• _What the task requires_: Look through the data below. Show each line where the string "times" occurs.

• _Data to use_:
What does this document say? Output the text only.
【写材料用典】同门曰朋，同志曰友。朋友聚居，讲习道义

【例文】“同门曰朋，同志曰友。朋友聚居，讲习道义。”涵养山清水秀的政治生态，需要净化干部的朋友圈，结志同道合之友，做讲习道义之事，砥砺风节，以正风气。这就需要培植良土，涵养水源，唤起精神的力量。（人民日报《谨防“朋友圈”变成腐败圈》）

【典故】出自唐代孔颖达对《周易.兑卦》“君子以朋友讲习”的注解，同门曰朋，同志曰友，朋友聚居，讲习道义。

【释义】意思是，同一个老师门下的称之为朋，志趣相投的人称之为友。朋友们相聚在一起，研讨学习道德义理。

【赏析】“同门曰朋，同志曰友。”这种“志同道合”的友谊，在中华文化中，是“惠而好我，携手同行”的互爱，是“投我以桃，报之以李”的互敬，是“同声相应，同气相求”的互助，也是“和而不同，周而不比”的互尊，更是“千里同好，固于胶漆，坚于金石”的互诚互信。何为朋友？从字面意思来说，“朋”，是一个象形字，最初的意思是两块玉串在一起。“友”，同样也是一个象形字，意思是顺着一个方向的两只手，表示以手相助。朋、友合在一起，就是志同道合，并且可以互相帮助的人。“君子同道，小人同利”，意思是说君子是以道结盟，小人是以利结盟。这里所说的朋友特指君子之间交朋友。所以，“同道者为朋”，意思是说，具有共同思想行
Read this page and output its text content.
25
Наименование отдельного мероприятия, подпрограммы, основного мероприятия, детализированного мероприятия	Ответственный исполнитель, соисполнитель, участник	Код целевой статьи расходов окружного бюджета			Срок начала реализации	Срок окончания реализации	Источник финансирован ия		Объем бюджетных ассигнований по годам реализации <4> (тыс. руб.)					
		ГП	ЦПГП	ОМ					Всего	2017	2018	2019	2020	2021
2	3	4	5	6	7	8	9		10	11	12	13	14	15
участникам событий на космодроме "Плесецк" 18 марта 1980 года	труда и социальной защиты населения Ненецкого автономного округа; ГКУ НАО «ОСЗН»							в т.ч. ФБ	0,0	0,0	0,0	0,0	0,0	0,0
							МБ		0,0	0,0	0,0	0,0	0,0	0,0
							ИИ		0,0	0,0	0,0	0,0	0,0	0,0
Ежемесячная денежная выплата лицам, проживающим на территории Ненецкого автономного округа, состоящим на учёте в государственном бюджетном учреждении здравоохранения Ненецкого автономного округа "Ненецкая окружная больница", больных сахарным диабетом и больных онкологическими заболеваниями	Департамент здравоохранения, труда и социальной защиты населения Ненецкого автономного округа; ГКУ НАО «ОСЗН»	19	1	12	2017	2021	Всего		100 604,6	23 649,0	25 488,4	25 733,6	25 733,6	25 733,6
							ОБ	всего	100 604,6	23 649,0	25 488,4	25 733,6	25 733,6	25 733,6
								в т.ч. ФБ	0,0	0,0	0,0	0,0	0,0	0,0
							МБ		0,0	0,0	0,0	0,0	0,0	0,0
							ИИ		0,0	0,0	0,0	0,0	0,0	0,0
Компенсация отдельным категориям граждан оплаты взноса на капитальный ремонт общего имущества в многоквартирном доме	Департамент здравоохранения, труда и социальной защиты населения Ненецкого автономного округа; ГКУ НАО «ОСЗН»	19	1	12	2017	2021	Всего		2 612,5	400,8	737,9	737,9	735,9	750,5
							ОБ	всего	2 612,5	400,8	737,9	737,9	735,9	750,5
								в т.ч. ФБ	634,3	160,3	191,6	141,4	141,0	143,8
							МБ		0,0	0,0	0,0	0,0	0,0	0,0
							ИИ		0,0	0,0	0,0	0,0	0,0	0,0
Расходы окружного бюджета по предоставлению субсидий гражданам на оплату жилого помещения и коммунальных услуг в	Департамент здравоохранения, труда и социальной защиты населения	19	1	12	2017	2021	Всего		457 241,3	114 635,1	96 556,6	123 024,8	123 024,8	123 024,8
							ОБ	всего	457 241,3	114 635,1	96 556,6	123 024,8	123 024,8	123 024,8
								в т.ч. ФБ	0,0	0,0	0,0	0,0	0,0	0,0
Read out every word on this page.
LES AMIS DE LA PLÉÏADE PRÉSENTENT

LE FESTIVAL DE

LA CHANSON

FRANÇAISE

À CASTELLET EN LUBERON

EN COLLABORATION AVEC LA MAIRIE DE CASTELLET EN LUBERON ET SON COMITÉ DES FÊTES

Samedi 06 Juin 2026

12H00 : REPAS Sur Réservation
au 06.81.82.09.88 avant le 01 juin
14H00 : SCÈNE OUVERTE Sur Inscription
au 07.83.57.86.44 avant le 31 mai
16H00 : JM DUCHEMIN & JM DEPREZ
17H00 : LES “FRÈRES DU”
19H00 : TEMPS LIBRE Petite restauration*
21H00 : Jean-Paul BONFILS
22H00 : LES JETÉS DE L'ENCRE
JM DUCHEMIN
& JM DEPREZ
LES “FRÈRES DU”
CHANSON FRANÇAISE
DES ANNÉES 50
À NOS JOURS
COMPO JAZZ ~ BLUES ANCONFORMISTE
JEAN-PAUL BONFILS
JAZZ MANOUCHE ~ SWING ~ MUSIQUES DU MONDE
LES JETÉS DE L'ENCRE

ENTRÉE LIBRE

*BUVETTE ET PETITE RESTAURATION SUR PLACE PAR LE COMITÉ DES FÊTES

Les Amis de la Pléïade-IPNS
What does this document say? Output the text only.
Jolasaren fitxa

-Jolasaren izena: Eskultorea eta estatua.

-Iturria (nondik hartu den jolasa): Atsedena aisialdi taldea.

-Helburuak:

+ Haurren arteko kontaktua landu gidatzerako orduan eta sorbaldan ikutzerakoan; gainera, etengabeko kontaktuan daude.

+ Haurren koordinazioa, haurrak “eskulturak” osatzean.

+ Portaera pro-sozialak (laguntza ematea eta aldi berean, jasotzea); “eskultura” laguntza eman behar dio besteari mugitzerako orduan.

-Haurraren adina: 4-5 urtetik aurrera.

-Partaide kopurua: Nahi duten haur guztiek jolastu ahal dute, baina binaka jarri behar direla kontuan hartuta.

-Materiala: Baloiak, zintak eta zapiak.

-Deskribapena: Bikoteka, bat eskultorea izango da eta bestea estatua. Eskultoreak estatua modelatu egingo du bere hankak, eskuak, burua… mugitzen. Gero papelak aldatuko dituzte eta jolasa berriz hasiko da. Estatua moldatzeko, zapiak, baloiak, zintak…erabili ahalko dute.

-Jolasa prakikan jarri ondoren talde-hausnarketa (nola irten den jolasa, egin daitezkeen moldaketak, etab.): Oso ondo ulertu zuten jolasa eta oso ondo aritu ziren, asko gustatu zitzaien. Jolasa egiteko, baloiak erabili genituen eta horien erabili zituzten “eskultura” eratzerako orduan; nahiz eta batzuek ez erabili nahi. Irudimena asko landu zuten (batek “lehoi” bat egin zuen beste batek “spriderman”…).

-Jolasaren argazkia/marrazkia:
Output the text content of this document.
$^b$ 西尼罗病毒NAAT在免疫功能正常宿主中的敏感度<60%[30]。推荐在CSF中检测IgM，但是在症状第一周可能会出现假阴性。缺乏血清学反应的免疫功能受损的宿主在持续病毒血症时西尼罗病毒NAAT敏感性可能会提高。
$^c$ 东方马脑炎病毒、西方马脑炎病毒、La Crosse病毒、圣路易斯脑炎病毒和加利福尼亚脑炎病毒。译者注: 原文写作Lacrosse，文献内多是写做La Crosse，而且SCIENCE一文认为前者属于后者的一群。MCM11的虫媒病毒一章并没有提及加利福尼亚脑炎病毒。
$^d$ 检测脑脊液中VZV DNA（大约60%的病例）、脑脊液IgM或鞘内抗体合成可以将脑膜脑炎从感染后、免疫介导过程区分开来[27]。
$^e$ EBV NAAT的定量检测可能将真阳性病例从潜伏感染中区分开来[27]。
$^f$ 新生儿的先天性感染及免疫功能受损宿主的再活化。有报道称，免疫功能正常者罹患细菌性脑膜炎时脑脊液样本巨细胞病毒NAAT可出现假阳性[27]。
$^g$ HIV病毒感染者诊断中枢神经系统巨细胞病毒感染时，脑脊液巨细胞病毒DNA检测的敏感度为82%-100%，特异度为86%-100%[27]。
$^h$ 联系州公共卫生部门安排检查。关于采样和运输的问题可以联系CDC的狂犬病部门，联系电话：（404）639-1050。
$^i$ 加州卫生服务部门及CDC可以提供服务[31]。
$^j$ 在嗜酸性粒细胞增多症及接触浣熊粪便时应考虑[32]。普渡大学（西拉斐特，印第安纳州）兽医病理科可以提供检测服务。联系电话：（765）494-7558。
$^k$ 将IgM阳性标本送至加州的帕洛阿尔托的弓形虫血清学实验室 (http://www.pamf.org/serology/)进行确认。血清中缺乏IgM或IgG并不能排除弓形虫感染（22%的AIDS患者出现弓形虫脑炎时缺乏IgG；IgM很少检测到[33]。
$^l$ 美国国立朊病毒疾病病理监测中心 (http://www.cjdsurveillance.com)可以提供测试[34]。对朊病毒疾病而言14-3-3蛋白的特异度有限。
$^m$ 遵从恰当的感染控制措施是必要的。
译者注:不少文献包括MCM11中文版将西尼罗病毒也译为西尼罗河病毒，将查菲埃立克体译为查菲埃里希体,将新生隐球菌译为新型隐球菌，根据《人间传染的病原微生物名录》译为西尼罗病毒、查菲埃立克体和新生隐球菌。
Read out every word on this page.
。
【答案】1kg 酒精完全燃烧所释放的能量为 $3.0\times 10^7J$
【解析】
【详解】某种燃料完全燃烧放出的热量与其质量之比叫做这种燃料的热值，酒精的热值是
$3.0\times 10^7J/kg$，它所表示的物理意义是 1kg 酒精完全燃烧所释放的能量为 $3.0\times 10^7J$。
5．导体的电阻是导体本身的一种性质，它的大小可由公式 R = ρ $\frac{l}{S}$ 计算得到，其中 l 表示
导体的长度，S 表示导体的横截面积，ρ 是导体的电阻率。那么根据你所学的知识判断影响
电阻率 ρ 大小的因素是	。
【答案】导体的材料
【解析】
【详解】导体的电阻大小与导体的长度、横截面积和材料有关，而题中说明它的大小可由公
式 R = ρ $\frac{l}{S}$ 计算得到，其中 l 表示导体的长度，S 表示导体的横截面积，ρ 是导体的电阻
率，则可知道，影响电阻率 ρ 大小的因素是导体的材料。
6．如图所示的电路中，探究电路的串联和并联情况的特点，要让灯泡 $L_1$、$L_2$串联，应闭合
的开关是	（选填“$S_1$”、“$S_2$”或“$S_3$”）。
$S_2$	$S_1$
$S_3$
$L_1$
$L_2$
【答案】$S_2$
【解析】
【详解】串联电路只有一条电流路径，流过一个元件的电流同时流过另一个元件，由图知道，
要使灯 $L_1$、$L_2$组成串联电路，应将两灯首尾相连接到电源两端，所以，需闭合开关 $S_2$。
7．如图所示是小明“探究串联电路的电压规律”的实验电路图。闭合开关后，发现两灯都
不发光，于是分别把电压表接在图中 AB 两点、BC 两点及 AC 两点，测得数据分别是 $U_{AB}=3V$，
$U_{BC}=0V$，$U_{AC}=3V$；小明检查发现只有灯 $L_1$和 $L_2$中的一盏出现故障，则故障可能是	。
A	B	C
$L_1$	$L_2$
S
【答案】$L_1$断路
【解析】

• _Task solution_:
【答案】1kg 酒精完全燃烧所释放的能量为 $3.0\times 10^7J$
$3.0\times 10^7J/kg$，它所表示的物理意义是 1kg 酒精完全燃烧所释放的能量为 $3.0\times 10^7J$。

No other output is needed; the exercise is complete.